Your objective. Output the data that follows exactly, line for line.

Supplied data.
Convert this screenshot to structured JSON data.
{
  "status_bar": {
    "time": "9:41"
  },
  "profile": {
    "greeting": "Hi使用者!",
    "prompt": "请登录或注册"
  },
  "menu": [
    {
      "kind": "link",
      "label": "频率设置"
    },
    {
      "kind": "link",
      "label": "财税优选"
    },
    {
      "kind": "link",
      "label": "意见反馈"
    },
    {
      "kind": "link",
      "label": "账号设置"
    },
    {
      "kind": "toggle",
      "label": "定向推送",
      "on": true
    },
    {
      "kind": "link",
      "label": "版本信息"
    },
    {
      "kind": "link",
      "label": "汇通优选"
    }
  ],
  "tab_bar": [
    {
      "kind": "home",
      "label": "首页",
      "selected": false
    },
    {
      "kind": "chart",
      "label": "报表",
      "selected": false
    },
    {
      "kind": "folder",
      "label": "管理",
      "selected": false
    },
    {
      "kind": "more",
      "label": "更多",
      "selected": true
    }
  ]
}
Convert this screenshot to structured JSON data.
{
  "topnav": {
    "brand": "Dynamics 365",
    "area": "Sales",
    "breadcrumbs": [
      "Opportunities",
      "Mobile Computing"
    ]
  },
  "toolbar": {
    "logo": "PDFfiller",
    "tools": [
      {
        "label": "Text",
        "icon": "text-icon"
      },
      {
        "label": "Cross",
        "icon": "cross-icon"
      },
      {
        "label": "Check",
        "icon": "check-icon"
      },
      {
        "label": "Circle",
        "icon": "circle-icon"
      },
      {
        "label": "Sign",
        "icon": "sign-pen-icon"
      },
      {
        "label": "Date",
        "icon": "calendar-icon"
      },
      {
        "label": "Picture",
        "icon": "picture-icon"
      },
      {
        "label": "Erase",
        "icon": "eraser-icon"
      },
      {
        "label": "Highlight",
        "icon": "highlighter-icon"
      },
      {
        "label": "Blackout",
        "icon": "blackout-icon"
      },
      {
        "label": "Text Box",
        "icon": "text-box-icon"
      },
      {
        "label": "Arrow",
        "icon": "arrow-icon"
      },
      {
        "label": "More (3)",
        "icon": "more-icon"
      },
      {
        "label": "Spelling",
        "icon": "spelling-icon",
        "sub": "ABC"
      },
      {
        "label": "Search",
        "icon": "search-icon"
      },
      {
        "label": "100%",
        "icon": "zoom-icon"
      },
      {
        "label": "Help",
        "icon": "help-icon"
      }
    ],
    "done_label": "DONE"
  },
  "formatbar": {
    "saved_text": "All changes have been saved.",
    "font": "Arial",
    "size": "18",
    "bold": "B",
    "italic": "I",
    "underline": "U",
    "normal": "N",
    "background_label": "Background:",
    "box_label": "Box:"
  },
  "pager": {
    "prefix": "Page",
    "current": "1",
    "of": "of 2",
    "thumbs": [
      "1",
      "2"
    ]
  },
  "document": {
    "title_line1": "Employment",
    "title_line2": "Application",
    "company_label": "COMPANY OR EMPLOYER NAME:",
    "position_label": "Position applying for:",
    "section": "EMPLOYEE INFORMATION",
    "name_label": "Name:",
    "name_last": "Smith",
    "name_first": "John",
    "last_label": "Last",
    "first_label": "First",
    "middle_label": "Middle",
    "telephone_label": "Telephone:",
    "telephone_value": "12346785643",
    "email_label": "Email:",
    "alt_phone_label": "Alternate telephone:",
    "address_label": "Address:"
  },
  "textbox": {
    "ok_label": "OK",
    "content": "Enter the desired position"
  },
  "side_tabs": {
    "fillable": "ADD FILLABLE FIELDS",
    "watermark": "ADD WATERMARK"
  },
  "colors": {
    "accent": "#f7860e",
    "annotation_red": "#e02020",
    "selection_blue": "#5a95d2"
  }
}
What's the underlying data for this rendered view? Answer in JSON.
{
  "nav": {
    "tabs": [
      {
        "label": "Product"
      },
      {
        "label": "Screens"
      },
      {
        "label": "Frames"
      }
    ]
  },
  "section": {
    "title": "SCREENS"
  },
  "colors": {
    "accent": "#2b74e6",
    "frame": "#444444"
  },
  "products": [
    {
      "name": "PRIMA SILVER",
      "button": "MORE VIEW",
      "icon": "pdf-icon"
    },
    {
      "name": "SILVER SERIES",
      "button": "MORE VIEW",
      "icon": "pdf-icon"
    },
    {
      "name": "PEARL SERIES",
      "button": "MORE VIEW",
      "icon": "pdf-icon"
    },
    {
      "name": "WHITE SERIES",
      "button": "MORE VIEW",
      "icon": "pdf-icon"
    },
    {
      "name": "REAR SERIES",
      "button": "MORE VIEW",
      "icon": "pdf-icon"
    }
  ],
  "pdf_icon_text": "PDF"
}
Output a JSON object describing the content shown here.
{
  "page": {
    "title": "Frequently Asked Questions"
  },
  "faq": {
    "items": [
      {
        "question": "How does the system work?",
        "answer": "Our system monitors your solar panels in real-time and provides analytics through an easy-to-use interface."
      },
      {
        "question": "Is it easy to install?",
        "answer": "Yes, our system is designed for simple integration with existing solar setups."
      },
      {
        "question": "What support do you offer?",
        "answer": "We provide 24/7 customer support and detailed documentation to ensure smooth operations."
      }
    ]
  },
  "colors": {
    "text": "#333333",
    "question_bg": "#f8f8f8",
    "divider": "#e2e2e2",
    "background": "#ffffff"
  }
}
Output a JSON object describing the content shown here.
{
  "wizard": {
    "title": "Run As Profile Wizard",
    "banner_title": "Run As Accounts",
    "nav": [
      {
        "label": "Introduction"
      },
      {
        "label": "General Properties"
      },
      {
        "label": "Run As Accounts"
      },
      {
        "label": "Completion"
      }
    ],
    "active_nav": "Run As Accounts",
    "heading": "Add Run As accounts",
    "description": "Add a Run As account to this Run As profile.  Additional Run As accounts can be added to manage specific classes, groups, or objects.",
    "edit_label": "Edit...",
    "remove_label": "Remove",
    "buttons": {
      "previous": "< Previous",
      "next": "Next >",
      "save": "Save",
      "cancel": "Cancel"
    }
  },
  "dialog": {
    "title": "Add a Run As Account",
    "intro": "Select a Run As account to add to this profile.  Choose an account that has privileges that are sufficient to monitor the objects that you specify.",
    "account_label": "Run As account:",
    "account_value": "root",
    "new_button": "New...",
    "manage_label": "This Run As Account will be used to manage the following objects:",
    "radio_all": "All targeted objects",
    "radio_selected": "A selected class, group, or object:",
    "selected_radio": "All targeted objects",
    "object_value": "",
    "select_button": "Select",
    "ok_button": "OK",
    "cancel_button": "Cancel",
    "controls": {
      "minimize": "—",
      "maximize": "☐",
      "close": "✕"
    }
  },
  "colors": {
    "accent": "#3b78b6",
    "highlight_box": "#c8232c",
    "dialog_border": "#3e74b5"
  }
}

Solution to this task.
Convert this screenshot to structured JSON data.
{
  "status_bar": {
    "time": "9:41"
  },
  "profile": {
    "greeting": "Hi使用者!",
    "prompt": "请登录或注册"
  },
  "menu": [
    {
      "kind": "link",
      "label": "频率设置"
    },
    {
      "kind": "link",
      "label": "财税优选"
    },
    {
      "kind": "link",
      "label": "意见反馈"
    },
    {
      "kind": "link",
      "label": "账号设置"
    },
    {
      "kind": "toggle",
      "label": "定向推送",
      "on": true
    },
    {
      "kind": "link",
      "label": "版本信息"
    },
    {
      "kind": "link",
      "label": "汇通优选"
    }
  ],
  "tab_bar": [
    {
      "kind": "home",
      "label": "首页",
      "selected": false
    },
    {
      "kind": "chart",
      "label": "报表",
      "selected": false
    },
    {
      "kind": "folder",
      "label": "管理",
      "selected": false
    },
    {
      "kind": "more",
      "label": "更多",
      "selected": true
    }
  ]
}
Convert this screenshot to structured JSON data.
{
  "topnav": {
    "brand": "Dynamics 365",
    "area": "Sales",
    "breadcrumbs": [
      "Opportunities",
      "Mobile Computing"
    ]
  },
  "toolbar": {
    "logo": "PDFfiller",
    "tools": [
      {
        "label": "Text",
        "icon": "text-icon"
      },
      {
        "label": "Cross",
        "icon": "cross-icon"
      },
      {
        "label": "Check",
        "icon": "check-icon"
      },
      {
        "label": "Circle",
        "icon": "circle-icon"
      },
      {
        "label": "Sign",
        "icon": "sign-pen-icon"
      },
      {
        "label": "Date",
        "icon": "calendar-icon"
      },
      {
        "label": "Picture",
        "icon": "picture-icon"
      },
      {
        "label": "Erase",
        "icon": "eraser-icon"
      },
      {
        "label": "Highlight",
        "icon": "highlighter-icon"
      },
      {
        "label": "Blackout",
        "icon": "blackout-icon"
      },
      {
        "label": "Text Box",
        "icon": "text-box-icon"
      },
      {
        "label": "Arrow",
        "icon": "arrow-icon"
      },
      {
        "label": "More (3)",
        "icon": "more-icon"
      },
      {
        "label": "Spelling",
        "icon": "spelling-icon",
        "sub": "ABC"
      },
      {
        "label": "Search",
        "icon": "search-icon"
      },
      {
        "label": "100%",
        "icon": "zoom-icon"
      },
      {
        "label": "Help",
        "icon": "help-icon"
      }
    ],
    "done_label": "DONE"
  },
  "formatbar": {
    "saved_text": "All changes have been saved.",
    "font": "Arial",
    "size": "18",
    "bold": "B",
    "italic": "I",
    "underline": "U",
    "normal": "N",
    "background_label": "Background:",
    "box_label": "Box:"
  },
  "pager": {
    "prefix": "Page",
    "current": "1",
    "of": "of 2",
    "thumbs": [
      "1",
      "2"
    ]
  },
  "document": {
    "title_line1": "Employment",
    "title_line2": "Application",
    "company_label": "COMPANY OR EMPLOYER NAME:",
    "position_label": "Position applying for:",
    "section": "EMPLOYEE INFORMATION",
    "name_label": "Name:",
    "name_last": "Smith",
    "name_first": "John",
    "last_label": "Last",
    "first_label": "First",
    "middle_label": "Middle",
    "telephone_label": "Telephone:",
    "telephone_value": "12346785643",
    "email_label": "Email:",
    "alt_phone_label": "Alternate telephone:",
    "address_label": "Address:"
  },
  "textbox": {
    "ok_label": "OK",
    "content": "Enter the desired position"
  },
  "side_tabs": {
    "fillable": "ADD FILLABLE FIELDS",
    "watermark": "ADD WATERMARK"
  },
  "colors": {
    "accent": "#f7860e",
    "annotation_red": "#e02020",
    "selection_blue": "#5a95d2"
  }
}
What's the underlying data for this rendered view? Answer in JSON.
{
  "nav": {
    "tabs": [
      {
        "label": "Product"
      },
      {
        "label": "Screens"
      },
      {
        "label": "Frames"
      }
    ]
  },
  "section": {
    "title": "SCREENS"
  },
  "colors": {
    "accent": "#2b74e6",
    "frame": "#444444"
  },
  "products": [
    {
      "name": "PRIMA SILVER",
      "button": "MORE VIEW",
      "icon": "pdf-icon"
    },
    {
      "name": "SILVER SERIES",
      "button": "MORE VIEW",
      "icon": "pdf-icon"
    },
    {
      "name": "PEARL SERIES",
      "button": "MORE VIEW",
      "icon": "pdf-icon"
    },
    {
      "name": "WHITE SERIES",
      "button": "MORE VIEW",
      "icon": "pdf-icon"
    },
    {
      "name": "REAR SERIES",
      "button": "MORE VIEW",
      "icon": "pdf-icon"
    }
  ],
  "pdf_icon_text": "PDF"
}
Output a JSON object describing the content shown here.
{
  "page": {
    "title": "Frequently Asked Questions"
  },
  "faq": {
    "items": [
      {
        "question": "How does the system work?",
        "answer": "Our system monitors your solar panels in real-time and provides analytics through an easy-to-use interface."
      },
      {
        "question": "Is it easy to install?",
        "answer": "Yes, our system is designed for simple integration with existing solar setups."
      },
      {
        "question": "What support do you offer?",
        "answer": "We provide 24/7 customer support and detailed documentation to ensure smooth operations."
      }
    ]
  },
  "colors": {
    "text": "#333333",
    "question_bg": "#f8f8f8",
    "divider": "#e2e2e2",
    "background": "#ffffff"
  }
}
Output a JSON object describing the content shown here.
{
  "wizard": {
    "title": "Run As Profile Wizard",
    "banner_title": "Run As Accounts",
    "nav": [
      {
        "label": "Introduction"
      },
      {
        "label": "General Properties"
      },
      {
        "label": "Run As Accounts"
      },
      {
        "label": "Completion"
      }
    ],
    "active_nav": "Run As Accounts",
    "heading": "Add Run As accounts",
    "description": "Add a Run As account to this Run As profile.  Additional Run As accounts can be added to manage specific classes, groups, or objects.",
    "edit_label": "Edit...",
    "remove_label": "Remove",
    "buttons": {
      "previous": "< Previous",
      "next": "Next >",
      "save": "Save",
      "cancel": "Cancel"
    }
  },
  "dialog": {
    "title": "Add a Run As Account",
    "intro": "Select a Run As account to add to this profile.  Choose an account that has privileges that are sufficient to monitor the objects that you specify.",
    "account_label": "Run As account:",
    "account_value": "root",
    "new_button": "New...",
    "manage_label": "This Run As Account will be used to manage the following objects:",
    "radio_all": "All targeted objects",
    "radio_selected": "A selected class, group, or object:",
    "selected_radio": "All targeted objects",
    "object_value": "",
    "select_button": "Select",
    "ok_button": "OK",
    "cancel_button": "Cancel",
    "controls": {
      "minimize": "—",
      "maximize": "☐",
      "close": "✕"
    }
  },
  "colors": {
    "accent": "#3b78b6",
    "highlight_box": "#c8232c",
    "dialog_border": "#3e74b5"
  }
}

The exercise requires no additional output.